- [Instructions to follow] In the entries below, find every line holding the string "Python" and collect it.

Dataset items
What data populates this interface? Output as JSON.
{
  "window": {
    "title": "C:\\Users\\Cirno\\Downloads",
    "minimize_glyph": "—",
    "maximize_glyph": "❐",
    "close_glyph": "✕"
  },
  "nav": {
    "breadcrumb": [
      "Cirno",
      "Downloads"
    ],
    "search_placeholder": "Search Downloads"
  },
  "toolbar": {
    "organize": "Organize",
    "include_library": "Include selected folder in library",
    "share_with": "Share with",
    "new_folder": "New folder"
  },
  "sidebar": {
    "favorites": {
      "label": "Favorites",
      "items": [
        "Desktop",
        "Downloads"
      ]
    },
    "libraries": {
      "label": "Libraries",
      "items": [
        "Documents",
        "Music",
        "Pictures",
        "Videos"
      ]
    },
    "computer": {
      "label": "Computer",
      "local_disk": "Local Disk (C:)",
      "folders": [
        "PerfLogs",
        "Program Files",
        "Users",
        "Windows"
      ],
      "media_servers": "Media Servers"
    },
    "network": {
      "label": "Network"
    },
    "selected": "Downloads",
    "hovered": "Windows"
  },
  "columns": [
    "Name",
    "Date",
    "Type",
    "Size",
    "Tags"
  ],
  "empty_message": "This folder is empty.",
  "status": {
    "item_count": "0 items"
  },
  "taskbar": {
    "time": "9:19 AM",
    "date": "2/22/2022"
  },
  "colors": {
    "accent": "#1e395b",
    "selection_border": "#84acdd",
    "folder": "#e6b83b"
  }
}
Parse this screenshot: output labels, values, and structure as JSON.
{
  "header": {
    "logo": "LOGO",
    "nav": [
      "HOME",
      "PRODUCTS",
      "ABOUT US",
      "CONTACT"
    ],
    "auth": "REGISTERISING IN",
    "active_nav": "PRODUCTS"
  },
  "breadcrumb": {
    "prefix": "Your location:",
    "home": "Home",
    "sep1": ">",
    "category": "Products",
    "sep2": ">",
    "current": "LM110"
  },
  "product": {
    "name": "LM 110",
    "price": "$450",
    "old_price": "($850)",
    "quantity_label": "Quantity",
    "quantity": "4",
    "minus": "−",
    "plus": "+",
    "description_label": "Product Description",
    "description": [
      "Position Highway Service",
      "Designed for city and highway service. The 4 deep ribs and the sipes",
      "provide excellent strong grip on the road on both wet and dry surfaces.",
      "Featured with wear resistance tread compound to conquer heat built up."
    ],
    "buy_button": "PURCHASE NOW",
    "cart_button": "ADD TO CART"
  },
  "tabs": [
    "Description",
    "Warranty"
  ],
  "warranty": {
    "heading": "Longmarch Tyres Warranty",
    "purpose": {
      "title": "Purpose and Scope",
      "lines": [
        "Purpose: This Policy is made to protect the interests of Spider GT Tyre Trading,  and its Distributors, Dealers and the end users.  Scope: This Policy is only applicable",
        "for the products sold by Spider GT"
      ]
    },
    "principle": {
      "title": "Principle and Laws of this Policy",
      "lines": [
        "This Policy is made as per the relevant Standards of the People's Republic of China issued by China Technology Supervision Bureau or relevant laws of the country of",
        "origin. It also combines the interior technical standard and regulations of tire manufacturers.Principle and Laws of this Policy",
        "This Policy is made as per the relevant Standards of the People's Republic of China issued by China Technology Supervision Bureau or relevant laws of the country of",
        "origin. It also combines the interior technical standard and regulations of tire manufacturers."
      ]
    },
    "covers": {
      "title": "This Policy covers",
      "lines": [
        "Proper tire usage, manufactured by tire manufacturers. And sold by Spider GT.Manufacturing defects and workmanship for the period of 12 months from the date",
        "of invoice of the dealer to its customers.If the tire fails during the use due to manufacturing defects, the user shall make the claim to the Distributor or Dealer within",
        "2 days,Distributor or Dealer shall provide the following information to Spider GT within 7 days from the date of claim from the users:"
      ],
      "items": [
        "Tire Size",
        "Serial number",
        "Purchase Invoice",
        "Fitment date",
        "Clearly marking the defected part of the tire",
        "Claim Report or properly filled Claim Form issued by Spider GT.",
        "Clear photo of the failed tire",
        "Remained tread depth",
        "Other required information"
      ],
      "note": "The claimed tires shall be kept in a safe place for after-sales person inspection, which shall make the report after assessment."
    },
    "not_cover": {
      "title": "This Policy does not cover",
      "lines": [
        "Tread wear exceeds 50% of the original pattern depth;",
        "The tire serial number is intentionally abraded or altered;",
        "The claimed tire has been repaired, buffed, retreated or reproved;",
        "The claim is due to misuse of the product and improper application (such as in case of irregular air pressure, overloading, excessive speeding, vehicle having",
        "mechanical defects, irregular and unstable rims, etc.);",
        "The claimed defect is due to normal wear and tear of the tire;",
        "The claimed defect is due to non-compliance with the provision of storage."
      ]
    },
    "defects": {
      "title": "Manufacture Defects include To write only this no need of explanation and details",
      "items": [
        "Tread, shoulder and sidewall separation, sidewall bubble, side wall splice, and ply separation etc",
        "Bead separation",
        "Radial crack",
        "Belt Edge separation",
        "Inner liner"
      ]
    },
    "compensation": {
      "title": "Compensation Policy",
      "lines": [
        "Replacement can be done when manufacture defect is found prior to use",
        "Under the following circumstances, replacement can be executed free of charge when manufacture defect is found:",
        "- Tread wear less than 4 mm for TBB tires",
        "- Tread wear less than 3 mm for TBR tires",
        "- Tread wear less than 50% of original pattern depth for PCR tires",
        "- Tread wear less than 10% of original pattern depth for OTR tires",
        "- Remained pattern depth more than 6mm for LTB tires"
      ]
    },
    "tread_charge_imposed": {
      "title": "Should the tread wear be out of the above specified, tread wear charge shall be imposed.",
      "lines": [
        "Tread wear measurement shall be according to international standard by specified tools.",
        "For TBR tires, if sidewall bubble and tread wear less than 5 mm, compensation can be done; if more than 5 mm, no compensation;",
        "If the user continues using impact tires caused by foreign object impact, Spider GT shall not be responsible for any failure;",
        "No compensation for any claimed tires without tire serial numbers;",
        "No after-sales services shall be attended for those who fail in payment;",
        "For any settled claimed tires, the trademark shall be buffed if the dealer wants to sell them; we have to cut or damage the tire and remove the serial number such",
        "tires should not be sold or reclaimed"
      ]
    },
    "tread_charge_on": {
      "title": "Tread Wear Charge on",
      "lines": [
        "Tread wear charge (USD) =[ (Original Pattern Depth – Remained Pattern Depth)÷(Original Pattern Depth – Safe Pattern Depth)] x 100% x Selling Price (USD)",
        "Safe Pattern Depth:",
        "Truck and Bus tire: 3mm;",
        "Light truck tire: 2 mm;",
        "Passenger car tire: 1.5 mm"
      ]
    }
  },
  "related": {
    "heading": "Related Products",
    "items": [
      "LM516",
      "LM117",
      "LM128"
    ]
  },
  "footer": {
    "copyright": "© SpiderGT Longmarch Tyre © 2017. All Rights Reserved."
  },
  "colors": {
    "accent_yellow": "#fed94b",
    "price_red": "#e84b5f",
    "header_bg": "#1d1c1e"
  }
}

--

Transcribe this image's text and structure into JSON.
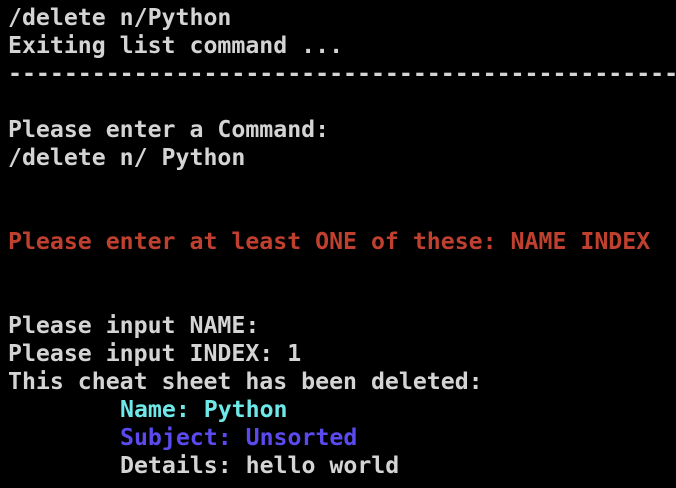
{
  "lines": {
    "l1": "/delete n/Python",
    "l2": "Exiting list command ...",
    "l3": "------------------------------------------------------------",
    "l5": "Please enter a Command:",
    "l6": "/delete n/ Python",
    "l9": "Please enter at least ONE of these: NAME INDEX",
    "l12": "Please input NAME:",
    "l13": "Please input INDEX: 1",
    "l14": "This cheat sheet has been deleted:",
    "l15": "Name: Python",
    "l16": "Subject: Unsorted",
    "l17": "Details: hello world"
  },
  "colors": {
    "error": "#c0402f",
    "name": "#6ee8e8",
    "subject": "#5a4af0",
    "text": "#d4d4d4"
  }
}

- [Written response]
    "l1": "/delete n/Python",
    "l6": "/delete n/ Python",
    "l15": "Name: Python",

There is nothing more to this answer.